#### [Short exercise]
Write out all of the data exactly as it appears.

#### [Collected data]
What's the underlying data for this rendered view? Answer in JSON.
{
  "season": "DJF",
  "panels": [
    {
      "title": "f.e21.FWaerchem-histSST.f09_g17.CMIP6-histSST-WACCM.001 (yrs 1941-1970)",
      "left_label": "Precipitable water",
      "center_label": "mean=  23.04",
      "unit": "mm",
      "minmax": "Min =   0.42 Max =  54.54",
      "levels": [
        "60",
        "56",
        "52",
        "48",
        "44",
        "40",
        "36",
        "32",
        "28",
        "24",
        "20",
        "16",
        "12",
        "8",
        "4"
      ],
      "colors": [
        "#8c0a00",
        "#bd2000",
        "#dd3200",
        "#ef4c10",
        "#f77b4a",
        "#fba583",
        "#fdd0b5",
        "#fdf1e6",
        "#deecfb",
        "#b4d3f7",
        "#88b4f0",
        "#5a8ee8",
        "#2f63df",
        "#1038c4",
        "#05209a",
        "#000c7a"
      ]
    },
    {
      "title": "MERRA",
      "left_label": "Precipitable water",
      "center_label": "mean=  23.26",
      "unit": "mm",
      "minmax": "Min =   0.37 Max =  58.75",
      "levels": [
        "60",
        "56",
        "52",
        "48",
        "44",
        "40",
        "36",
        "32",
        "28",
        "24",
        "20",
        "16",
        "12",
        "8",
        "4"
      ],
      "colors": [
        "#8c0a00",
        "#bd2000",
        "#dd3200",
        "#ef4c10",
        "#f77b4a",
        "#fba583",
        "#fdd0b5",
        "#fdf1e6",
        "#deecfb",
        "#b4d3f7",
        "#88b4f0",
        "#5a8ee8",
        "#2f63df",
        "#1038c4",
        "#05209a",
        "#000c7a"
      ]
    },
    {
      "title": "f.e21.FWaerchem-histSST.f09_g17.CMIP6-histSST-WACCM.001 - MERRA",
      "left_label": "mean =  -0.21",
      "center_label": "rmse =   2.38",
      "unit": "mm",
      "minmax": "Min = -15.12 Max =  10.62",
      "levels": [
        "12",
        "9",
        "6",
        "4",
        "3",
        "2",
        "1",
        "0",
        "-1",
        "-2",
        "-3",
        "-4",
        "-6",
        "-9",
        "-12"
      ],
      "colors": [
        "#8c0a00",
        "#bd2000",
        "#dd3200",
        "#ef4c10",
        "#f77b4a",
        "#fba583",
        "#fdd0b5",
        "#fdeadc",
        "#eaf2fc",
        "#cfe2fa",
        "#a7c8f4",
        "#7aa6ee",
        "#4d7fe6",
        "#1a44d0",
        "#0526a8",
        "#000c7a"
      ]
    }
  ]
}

#### [Task response]
What's the underlying data for this rendered view? Answer in JSON.
{
  "season": "DJF",
  "panels": [
    {
      "title": "f.e21.FWaerchem-histSST.f09_g17.CMIP6-histSST-WACCM.001 (yrs 1941-1970)",
      "left_label": "Precipitable water",
      "center_label": "mean=  23.04",
      "unit": "mm",
      "minmax": "Min =   0.42 Max =  54.54",
      "levels": [
        "60",
        "56",
        "52",
        "48",
        "44",
        "40",
        "36",
        "32",
        "28",
        "24",
        "20",
        "16",
        "12",
        "8",
        "4"
      ],
      "colors": [
        "#8c0a00",
        "#bd2000",
        "#dd3200",
        "#ef4c10",
        "#f77b4a",
        "#fba583",
        "#fdd0b5",
        "#fdf1e6",
        "#deecfb",
        "#b4d3f7",
        "#88b4f0",
        "#5a8ee8",
        "#2f63df",
        "#1038c4",
        "#05209a",
        "#000c7a"
      ]
    },
    {
      "title": "MERRA",
      "left_label": "Precipitable water",
      "center_label": "mean=  23.26",
      "unit": "mm",
      "minmax": "Min =   0.37 Max =  58.75",
      "levels": [
        "60",
        "56",
        "52",
        "48",
        "44",
        "40",
        "36",
        "32",
        "28",
        "24",
        "20",
        "16",
        "12",
        "8",
        "4"
      ],
      "colors": [
        "#8c0a00",
        "#bd2000",
        "#dd3200",
        "#ef4c10",
        "#f77b4a",
        "#fba583",
        "#fdd0b5",
        "#fdf1e6",
        "#deecfb",
        "#b4d3f7",
        "#88b4f0",
        "#5a8ee8",
        "#2f63df",
        "#1038c4",
        "#05209a",
        "#000c7a"
      ]
    },
    {
      "title": "f.e21.FWaerchem-histSST.f09_g17.CMIP6-histSST-WACCM.001 - MERRA",
      "left_label": "mean =  -0.21",
      "center_label": "rmse =   2.38",
      "unit": "mm",
      "minmax": "Min = -15.12 Max =  10.62",
      "levels": [
        "12",
        "9",
        "6",
        "4",
        "3",
        "2",
        "1",
        "0",
        "-1",
        "-2",
        "-3",
        "-4",
        "-6",
        "-9",
        "-12"
      ],
      "colors": [
        "#8c0a00",
        "#bd2000",
        "#dd3200",
        "#ef4c10",
        "#f77b4a",
        "#fba583",
        "#fdd0b5",
        "#fdeadc",
        "#eaf2fc",
        "#cfe2fa",
        "#a7c8f4",
        "#7aa6ee",
        "#4d7fe6",
        "#1a44d0",
        "#0526a8",
        "#000c7a"
      ]
    }
  ]
}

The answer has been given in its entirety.